## Request
Present the following data again exactly as it is shown.

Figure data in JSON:
---
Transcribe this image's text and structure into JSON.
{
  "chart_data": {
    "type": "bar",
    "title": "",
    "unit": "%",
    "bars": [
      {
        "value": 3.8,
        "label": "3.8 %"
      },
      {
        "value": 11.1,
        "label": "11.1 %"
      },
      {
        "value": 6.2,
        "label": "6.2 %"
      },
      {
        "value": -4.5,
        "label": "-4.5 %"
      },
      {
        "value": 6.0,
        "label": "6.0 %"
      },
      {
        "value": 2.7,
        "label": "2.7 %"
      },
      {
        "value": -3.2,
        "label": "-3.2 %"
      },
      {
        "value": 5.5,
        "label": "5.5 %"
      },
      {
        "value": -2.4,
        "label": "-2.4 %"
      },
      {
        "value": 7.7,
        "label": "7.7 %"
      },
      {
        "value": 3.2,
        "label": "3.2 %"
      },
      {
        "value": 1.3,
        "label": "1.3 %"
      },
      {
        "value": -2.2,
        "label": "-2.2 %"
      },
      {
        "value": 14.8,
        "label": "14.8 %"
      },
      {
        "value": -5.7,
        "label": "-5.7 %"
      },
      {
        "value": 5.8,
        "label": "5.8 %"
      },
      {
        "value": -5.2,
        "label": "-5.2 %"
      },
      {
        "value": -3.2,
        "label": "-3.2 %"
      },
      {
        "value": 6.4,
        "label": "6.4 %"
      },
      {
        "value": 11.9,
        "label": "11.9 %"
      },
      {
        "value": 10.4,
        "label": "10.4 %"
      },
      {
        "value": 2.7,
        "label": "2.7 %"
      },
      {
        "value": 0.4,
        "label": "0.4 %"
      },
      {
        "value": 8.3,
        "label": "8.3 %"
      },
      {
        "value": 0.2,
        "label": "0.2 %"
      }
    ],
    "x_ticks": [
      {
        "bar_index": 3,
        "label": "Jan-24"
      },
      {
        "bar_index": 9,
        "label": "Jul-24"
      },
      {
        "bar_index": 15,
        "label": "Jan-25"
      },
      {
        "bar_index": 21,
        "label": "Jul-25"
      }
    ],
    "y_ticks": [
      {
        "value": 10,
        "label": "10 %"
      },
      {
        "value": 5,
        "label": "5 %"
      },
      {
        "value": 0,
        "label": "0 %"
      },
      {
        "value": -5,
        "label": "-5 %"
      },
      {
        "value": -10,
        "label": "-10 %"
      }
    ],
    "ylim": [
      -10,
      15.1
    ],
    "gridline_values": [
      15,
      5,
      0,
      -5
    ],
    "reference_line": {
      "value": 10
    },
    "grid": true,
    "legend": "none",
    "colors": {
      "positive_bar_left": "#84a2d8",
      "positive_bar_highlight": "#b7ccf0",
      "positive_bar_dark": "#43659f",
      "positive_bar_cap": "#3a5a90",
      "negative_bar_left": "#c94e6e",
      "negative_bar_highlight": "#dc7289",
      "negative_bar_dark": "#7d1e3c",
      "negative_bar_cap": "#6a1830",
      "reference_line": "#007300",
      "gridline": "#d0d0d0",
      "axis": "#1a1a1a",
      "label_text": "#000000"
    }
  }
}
---
## Solved exercise
Transcribe this image's text and structure into JSON.
{
  "chart_data": {
    "type": "bar",
    "title": "",
    "unit": "%",
    "bars": [
      {
        "value": 3.8,
        "label": "3.8 %"
      },
      {
        "value": 11.1,
        "label": "11.1 %"
      },
      {
        "value": 6.2,
        "label": "6.2 %"
      },
      {
        "value": -4.5,
        "label": "-4.5 %"
      },
      {
        "value": 6.0,
        "label": "6.0 %"
      },
      {
        "value": 2.7,
        "label": "2.7 %"
      },
      {
        "value": -3.2,
        "label": "-3.2 %"
      },
      {
        "value": 5.5,
        "label": "5.5 %"
      },
      {
        "value": -2.4,
        "label": "-2.4 %"
      },
      {
        "value": 7.7,
        "label": "7.7 %"
      },
      {
        "value": 3.2,
        "label": "3.2 %"
      },
      {
        "value": 1.3,
        "label": "1.3 %"
      },
      {
        "value": -2.2,
        "label": "-2.2 %"
      },
      {
        "value": 14.8,
        "label": "14.8 %"
      },
      {
        "value": -5.7,
        "label": "-5.7 %"
      },
      {
        "value": 5.8,
        "label": "5.8 %"
      },
      {
        "value": -5.2,
        "label": "-5.2 %"
      },
      {
        "value": -3.2,
        "label": "-3.2 %"
      },
      {
        "value": 6.4,
        "label": "6.4 %"
      },
      {
        "value": 11.9,
        "label": "11.9 %"
      },
      {
        "value": 10.4,
        "label": "10.4 %"
      },
      {
        "value": 2.7,
        "label": "2.7 %"
      },
      {
        "value": 0.4,
        "label": "0.4 %"
      },
      {
        "value": 8.3,
        "label": "8.3 %"
      },
      {
        "value": 0.2,
        "label": "0.2 %"
      }
    ],
    "x_ticks": [
      {
        "bar_index": 3,
        "label": "Jan-24"
      },
      {
        "bar_index": 9,
        "label": "Jul-24"
      },
      {
        "bar_index": 15,
        "label": "Jan-25"
      },
      {
        "bar_index": 21,
        "label": "Jul-25"
      }
    ],
    "y_ticks": [
      {
        "value": 10,
        "label": "10 %"
      },
      {
        "value": 5,
        "label": "5 %"
      },
      {
        "value": 0,
        "label": "0 %"
      },
      {
        "value": -5,
        "label": "-5 %"
      },
      {
        "value": -10,
        "label": "-10 %"
      }
    ],
    "ylim": [
      -10,
      15.1
    ],
    "gridline_values": [
      15,
      5,
      0,
      -5
    ],
    "reference_line": {
      "value": 10
    },
    "grid": true,
    "legend": "none",
    "colors": {
      "positive_bar_left": "#84a2d8",
      "positive_bar_highlight": "#b7ccf0",
      "positive_bar_dark": "#43659f",
      "positive_bar_cap": "#3a5a90",
      "negative_bar_left": "#c94e6e",
      "negative_bar_highlight": "#dc7289",
      "negative_bar_dark": "#7d1e3c",
      "negative_bar_cap": "#6a1830",
      "reference_line": "#007300",
      "gridline": "#d0d0d0",
      "axis": "#1a1a1a",
      "label_text": "#000000"
    }
  }
}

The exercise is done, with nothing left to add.